__DESCRIPTION OF THE TASK__
Copy out each line exactly as it appears.

--- begin RECORDS TO PROCESS ---

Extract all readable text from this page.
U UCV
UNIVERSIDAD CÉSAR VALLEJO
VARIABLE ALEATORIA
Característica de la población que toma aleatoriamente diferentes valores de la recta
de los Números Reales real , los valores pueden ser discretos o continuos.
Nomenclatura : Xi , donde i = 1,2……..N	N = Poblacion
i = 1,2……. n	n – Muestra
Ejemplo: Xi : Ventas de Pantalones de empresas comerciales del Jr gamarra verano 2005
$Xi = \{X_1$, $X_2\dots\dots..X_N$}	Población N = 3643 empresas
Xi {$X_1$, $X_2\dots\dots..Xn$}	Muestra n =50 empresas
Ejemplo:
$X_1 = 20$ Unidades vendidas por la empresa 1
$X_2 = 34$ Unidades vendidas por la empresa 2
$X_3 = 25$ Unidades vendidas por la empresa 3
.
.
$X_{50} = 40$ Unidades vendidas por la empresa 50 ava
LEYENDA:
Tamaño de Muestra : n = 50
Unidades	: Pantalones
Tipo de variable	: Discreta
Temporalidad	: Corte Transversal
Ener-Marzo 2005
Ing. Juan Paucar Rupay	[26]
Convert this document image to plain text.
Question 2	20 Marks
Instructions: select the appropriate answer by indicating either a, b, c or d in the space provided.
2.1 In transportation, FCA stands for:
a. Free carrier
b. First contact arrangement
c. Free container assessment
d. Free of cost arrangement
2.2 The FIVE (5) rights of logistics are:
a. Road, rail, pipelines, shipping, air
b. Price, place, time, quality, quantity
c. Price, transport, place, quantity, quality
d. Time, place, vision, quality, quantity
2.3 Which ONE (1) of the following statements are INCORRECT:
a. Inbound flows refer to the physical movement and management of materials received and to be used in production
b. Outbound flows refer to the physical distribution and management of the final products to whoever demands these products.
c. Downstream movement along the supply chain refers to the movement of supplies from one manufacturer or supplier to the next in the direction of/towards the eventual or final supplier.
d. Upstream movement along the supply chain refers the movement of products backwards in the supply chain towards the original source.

--- end RECORDS TO PROCESS ---

__FINAL RESULT__
Extract all readable text from this page.
U UCV
UNIVERSIDAD CÉSAR VALLEJO
VARIABLE ALEATORIA
Característica de la población que toma aleatoriamente diferentes valores de la recta
de los Números Reales real , los valores pueden ser discretos o continuos.
Nomenclatura : Xi , donde i = 1,2……..N	N = Poblacion
i = 1,2……. n	n – Muestra
Ejemplo: Xi : Ventas de Pantalones de empresas comerciales del Jr gamarra verano 2005
$Xi = \{X_1$, $X_2\dots\dots..X_N$}	Población N = 3643 empresas
Xi {$X_1$, $X_2\dots\dots..Xn$}	Muestra n =50 empresas
Ejemplo:
$X_1 = 20$ Unidades vendidas por la empresa 1
$X_2 = 34$ Unidades vendidas por la empresa 2
$X_3 = 25$ Unidades vendidas por la empresa 3
.
.
$X_{50} = 40$ Unidades vendidas por la empresa 50 ava
LEYENDA:
Tamaño de Muestra : n = 50
Unidades	: Pantalones
Tipo de variable	: Discreta
Temporalidad	: Corte Transversal
Ener-Marzo 2005
Ing. Juan Paucar Rupay	[26]
Convert this document image to plain text.
Question 2	20 Marks
Instructions: select the appropriate answer by indicating either a, b, c or d in the space provided.
2.1 In transportation, FCA stands for:
a. Free carrier
b. First contact arrangement
c. Free container assessment
d. Free of cost arrangement
2.2 The FIVE (5) rights of logistics are:
a. Road, rail, pipelines, shipping, air
b. Price, place, time, quality, quantity
c. Price, transport, place, quantity, quality
d. Time, place, vision, quality, quantity
2.3 Which ONE (1) of the following statements are INCORRECT:
a. Inbound flows refer to the physical movement and management of materials received and to be used in production
b. Outbound flows refer to the physical distribution and management of the final products to whoever demands these products.
c. Downstream movement along the supply chain refers to the movement of supplies from one manufacturer or supplier to the next in the direction of/towards the eventual or final supplier.
d. Upstream movement along the supply chain refers the movement of products backwards in the supply chain towards the original source.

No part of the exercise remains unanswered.